Exercise details:
Where a line contains the word "Predicted", copy that line.

Entries provided:
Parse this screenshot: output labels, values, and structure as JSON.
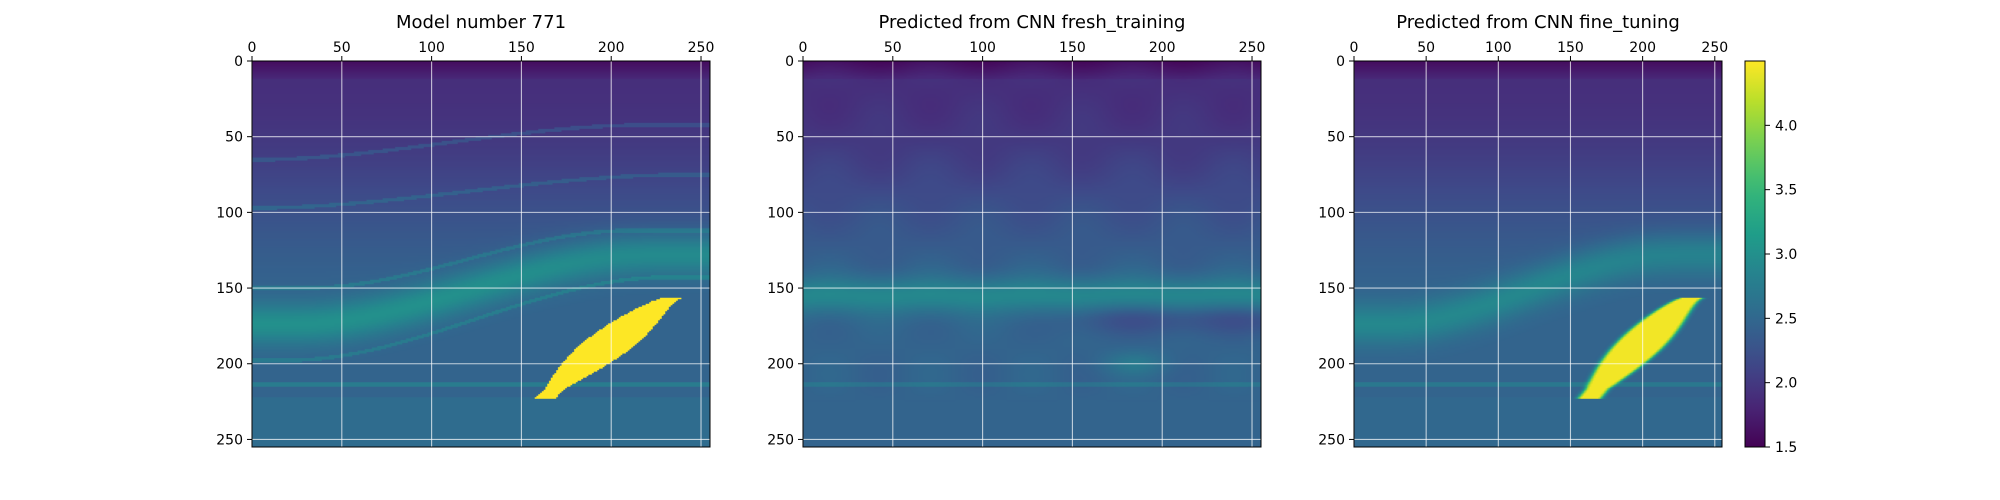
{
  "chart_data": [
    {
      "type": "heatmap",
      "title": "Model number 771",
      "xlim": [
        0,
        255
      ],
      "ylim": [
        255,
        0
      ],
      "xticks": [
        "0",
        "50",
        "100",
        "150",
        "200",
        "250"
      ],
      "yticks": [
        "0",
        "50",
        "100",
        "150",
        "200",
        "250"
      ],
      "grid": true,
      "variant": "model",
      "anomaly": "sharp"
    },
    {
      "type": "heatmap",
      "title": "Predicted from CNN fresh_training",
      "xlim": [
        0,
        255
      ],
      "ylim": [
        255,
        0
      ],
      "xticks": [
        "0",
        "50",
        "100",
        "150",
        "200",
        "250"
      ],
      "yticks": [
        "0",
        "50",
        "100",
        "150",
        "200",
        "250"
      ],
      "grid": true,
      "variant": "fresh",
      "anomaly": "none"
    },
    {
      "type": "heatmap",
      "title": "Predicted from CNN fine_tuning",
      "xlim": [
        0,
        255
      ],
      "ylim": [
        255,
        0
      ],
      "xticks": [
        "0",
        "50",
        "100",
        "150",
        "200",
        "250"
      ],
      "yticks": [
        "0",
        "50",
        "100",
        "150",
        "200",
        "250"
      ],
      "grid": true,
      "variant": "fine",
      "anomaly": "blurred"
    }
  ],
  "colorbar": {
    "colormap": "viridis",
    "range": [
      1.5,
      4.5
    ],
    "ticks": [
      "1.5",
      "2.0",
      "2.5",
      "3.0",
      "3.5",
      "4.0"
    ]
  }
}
---
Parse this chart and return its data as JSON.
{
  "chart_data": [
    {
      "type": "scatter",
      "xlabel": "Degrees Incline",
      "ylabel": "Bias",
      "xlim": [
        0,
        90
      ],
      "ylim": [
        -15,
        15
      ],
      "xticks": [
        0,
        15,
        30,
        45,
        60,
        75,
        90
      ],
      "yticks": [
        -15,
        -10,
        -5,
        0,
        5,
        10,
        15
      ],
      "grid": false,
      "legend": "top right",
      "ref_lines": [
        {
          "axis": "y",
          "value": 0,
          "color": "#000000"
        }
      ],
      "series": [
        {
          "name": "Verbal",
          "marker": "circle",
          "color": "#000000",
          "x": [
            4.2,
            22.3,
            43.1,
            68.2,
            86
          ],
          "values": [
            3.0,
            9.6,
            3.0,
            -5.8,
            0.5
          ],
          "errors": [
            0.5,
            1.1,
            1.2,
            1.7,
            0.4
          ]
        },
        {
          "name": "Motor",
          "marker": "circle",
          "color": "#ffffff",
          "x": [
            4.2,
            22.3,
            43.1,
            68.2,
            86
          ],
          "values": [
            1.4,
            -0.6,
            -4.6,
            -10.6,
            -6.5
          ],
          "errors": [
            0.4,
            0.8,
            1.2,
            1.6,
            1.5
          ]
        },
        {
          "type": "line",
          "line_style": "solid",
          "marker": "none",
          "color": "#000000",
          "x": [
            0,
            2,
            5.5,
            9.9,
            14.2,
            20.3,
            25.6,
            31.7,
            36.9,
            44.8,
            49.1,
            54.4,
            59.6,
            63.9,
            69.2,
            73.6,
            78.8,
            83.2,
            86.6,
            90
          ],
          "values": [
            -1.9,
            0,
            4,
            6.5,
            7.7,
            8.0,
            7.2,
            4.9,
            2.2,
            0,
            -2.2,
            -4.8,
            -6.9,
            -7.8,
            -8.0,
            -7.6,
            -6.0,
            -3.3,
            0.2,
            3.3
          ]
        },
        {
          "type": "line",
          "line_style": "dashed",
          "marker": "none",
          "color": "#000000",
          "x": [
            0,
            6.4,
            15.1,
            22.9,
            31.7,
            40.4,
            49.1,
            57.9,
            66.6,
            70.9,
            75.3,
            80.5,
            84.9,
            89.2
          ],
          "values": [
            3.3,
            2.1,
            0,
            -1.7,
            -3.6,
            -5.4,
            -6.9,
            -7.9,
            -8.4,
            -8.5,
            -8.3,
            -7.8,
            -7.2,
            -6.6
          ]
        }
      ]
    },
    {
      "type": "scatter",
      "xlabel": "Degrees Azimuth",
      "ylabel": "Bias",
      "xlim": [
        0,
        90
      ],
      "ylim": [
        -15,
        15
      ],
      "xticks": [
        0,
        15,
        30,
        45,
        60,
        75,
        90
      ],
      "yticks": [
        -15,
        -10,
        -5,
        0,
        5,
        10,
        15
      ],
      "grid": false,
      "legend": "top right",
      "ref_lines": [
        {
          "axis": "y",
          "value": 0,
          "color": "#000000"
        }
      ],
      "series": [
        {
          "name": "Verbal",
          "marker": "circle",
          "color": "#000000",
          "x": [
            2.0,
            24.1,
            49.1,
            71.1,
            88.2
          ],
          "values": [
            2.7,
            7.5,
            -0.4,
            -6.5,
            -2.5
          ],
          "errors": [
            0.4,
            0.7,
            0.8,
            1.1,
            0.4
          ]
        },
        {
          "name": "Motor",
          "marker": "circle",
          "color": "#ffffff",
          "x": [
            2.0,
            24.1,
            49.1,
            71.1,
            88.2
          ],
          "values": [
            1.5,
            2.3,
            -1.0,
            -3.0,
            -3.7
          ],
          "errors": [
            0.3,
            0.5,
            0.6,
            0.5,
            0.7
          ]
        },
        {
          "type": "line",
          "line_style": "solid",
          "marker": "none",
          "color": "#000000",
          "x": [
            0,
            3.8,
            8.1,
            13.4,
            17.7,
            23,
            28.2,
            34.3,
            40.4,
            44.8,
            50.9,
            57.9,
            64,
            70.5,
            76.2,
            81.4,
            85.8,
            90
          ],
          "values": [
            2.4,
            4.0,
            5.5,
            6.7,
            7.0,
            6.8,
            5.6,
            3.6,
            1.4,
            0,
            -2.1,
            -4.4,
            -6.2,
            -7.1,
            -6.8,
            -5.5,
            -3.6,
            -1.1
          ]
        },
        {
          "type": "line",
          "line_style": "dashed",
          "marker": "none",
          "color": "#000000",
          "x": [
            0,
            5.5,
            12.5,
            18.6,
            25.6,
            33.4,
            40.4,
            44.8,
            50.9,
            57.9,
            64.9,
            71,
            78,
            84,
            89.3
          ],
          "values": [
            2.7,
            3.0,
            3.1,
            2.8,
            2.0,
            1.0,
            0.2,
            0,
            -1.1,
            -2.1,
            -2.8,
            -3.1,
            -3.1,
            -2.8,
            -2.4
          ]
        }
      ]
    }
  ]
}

Answer to the exercise:
      "title": "Predicted from CNN fresh_training",
      "title": "Predicted from CNN fine_tuning",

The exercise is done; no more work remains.